**Data shown:**

------------

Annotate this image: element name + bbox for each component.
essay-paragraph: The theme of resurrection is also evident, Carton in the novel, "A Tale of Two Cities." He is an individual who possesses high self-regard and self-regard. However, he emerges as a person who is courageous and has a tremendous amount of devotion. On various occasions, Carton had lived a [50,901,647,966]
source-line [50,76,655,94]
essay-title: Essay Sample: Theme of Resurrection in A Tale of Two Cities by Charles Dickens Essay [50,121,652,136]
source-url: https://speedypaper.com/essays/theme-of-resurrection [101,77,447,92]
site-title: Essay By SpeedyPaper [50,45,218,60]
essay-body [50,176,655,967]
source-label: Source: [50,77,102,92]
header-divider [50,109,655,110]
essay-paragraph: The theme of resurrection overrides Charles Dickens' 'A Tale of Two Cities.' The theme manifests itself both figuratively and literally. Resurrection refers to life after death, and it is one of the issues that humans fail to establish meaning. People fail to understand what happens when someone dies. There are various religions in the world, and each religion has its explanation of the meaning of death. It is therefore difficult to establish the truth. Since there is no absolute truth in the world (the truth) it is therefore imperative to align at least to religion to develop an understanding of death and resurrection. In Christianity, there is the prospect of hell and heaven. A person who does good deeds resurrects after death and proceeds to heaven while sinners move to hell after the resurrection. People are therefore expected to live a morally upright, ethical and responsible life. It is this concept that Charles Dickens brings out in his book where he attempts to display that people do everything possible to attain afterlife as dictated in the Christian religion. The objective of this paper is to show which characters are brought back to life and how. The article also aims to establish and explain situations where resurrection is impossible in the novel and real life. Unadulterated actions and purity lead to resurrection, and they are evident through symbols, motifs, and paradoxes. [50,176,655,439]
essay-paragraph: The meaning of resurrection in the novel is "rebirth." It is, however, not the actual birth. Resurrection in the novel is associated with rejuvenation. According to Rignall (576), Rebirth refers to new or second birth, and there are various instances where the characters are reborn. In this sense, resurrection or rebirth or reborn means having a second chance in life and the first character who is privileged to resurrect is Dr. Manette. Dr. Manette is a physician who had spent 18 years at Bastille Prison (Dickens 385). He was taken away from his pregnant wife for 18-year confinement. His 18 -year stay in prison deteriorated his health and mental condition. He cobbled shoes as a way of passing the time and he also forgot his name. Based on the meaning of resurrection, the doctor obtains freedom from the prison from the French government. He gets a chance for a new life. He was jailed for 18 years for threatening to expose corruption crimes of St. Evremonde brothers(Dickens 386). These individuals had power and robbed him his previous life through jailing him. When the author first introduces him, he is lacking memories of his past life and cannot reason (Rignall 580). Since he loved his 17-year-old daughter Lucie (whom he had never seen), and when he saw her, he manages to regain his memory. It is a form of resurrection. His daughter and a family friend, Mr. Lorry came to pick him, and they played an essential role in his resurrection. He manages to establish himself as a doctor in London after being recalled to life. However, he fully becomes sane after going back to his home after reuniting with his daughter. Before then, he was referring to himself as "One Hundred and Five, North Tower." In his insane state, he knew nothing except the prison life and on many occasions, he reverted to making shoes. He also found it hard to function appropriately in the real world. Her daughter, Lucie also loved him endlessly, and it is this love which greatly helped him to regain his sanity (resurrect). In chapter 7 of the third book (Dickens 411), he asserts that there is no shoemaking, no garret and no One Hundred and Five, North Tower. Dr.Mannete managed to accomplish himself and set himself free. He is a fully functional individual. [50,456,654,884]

------------

**To do:**
Find each line in the items above that contains the string "source", and copy every such line in full.

**Finished task:**
source-line [50,76,655,94]
source-url: https://speedypaper.com/essays/theme-of-resurrection [101,77,447,92]
source-label: Source: [50,77,102,92]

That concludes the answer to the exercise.